= Testo proposto =
Beh, non ci voleva molto: bastava essere gente con gli occhi gli orecchi e un orologio. Non ci voleva un grande intuito, si vuol dire, a capire che quella baracca presuntuosa e mediatica di Serie A, versione Mediaset di Novantesimo minuto, cascava da tutte le parti (domenica, canale 5, ore 18). Così l’abbiamo scritto: Due ore di palle. Siamo stati fra i pochi, anzi pochissimi, anzi quasi nessuno.

Come è ormai arcinoto, Paolo Bonolis era in crisi con il programma, che ha avuto ascolti bassi. Se ne va? non se ne va? Come scrivevamo, a noi non piacciono quelli che partono per stravincere e poi ci sbattono il naso (ci scusiamo per l’autocitazione). Serie A è il tipico prodotto della presunta onnipotenza televisiva: vi annoio per due ore, ‘sforo’ quanto mi pare, infilo siparietti comici (si fa per dire) per sfottere tutti fuorché me, sono o non sono il più strapagato di tutti?, e quindi faccio quello che voglio. No, amigo.

Lo sport, se il calcio è sport (no: ma in televisione è come se lo fosse), è una bestia difficile. Parlarne lo è altrettanto: condizione indispensabile è essere modesti, e mettersi al suo servizio. I protagonisti, piaccia o no, sono i giocatori: che sudano, tirano calci, vincono o perdono. Ma gli attori sono loro, non chi li presenta e li sfotte. Questo va bene la sera, ma a bocce ferme e in una trasmissione ‘di nicchia’, per la Gialappa’s, che infatti in quel programma di Bonolis ci sta come il cavolo a merenda. Prendete un telegiornale: chi metterebbe gags e risate mentre il giornalista parla di politica o di notizie? Smitizzare il calcio (parola d’ordine) così come la politica non vuol dire fare una pernacchia ogni volta che Prodi o Berlusconi appaiono in televisione (quella si fa dopo, semmai). Vuol dire essere professionali e distaccati: che ci piaccia o no, i protagonisti sono loro, non chi ne parla al tiggì.

= Cosa fare =
a: Rispondi a queste domande sul testo sul programma Serie A:
(i) In quale giorno, su quale canale e a che ora andava in onda Serie A?
(ii) Chi era in crisi con il programma?
(iii) Chi sono i protagonisti dello sport, secondo il testo?
b: Prosegui il testo sul programma Serie A con qualche frase che segua l'ultima riportata.
L'elenco proviene da una fonte diversa dal testo sul programma Serie A.

= Estratti dell'elenco =
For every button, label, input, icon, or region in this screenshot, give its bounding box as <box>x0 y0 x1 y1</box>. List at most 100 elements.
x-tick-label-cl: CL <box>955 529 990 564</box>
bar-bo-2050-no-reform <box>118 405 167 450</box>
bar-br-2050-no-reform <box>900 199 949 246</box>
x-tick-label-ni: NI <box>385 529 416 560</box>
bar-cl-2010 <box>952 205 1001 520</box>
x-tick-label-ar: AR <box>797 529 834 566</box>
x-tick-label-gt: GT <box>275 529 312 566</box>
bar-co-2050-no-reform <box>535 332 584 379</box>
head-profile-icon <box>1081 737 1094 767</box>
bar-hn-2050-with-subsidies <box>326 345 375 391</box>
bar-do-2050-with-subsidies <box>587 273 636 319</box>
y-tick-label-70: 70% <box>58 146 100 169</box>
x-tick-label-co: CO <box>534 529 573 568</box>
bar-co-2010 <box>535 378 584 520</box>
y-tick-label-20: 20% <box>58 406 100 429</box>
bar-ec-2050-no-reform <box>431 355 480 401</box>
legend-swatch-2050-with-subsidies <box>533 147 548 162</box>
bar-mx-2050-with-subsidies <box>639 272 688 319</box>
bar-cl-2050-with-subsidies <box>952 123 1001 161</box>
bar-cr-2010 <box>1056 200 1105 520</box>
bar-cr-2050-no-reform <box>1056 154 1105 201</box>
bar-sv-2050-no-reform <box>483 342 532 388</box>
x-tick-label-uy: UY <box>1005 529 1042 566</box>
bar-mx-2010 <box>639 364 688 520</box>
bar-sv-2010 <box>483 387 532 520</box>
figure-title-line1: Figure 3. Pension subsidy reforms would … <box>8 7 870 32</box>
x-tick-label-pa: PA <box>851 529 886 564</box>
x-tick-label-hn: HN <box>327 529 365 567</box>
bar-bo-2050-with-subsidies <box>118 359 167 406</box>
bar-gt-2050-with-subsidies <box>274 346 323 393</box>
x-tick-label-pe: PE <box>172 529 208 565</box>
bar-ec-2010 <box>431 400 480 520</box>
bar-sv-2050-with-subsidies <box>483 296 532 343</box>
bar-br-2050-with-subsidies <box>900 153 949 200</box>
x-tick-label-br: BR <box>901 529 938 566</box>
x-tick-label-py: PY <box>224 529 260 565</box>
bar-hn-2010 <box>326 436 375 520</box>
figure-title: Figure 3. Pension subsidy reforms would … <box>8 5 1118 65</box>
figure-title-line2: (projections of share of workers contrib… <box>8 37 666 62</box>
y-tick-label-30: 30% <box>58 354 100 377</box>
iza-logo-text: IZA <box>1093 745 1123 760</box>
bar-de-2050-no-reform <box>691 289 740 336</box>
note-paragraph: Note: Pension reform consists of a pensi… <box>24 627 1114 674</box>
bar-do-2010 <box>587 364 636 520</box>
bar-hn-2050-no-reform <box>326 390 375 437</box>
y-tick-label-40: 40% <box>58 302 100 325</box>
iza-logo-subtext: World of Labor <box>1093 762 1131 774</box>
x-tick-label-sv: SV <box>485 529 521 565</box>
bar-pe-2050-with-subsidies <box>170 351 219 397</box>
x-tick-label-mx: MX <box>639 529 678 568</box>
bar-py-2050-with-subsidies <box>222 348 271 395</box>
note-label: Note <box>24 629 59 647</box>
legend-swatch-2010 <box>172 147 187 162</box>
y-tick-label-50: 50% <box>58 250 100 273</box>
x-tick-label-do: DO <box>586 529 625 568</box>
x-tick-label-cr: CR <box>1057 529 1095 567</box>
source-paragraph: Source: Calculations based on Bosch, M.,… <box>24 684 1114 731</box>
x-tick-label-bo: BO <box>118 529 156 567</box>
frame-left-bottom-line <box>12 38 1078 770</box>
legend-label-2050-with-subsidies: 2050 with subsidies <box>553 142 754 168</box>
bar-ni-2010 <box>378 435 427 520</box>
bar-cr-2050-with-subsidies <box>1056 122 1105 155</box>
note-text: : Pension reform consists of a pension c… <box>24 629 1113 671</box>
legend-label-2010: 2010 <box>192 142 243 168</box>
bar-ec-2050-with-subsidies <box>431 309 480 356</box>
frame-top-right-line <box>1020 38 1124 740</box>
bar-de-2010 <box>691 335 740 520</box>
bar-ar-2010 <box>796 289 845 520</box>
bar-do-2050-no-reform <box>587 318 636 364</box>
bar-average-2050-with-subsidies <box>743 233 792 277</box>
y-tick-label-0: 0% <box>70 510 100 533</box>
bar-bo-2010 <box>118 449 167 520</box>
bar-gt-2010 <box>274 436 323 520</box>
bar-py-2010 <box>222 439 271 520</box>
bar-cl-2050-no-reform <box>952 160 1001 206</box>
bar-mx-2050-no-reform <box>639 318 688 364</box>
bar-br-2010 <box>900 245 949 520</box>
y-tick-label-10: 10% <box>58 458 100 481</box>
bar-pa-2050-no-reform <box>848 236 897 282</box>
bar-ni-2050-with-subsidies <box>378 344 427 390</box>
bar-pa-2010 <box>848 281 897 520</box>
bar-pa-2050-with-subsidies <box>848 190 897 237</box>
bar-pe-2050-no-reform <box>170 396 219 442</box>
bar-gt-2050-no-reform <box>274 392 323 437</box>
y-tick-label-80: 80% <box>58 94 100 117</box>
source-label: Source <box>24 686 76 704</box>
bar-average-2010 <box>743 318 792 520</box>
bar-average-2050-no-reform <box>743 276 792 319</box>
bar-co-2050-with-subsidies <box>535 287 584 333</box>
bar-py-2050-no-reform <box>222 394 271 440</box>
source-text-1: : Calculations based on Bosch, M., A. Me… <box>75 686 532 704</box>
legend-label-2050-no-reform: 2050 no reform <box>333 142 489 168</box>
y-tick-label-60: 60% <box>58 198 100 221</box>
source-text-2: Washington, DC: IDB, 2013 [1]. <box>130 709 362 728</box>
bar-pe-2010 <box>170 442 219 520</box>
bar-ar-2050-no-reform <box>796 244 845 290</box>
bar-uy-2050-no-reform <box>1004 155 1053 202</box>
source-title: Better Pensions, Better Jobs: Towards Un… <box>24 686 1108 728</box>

= Risposte attese =
a:
(i) La domenica, su Canale 5, alle ore 18.
(ii) Paolo Bonolis.
(iii) I giocatori.

b:
Bonolis fa in quella trasmissione il bello e il cattivo tempo. Insopportabili e imbarazzanti, per esempio, i dialoghi con i vari inviati, tutti vòlti a sfotterli in diretta: qualcuno deve averglielo detto, e ora si limita. Ma ci si chiede come facessero a non mandarlo, sempre in diretta, a quel paese. Il protagonista è lui, e non è all’altezza dell’argomento: anzi, il fatto che si approfitti della sua posizione per ironizzare sui collaboratori denota insicurezza. E anche la Gialappa’s, in quel contesto, stona: lì non si tratta di inventarsi momenti demenziali o comici, come sono bravissimi a fare, ma di commentare fatti reali. E la presentatrice ‘a latere’, Monica Vanali, non è una ‘letteronza’ da prendere in giro a contratto. In quella figura, seria, il pubblico in qualche modo si identifica: l’ironia su di lei, come sui giornalisti inviati a seguire le partite o sui collaboratori in studio, rimbalza addosso agli spettatori. Da qui l’imbarazzo e la confusione dei ruoli. Stupisce che esperti di comunicazione strapagati e ‘geniali’ (si fa per dire) non se ne accorgano.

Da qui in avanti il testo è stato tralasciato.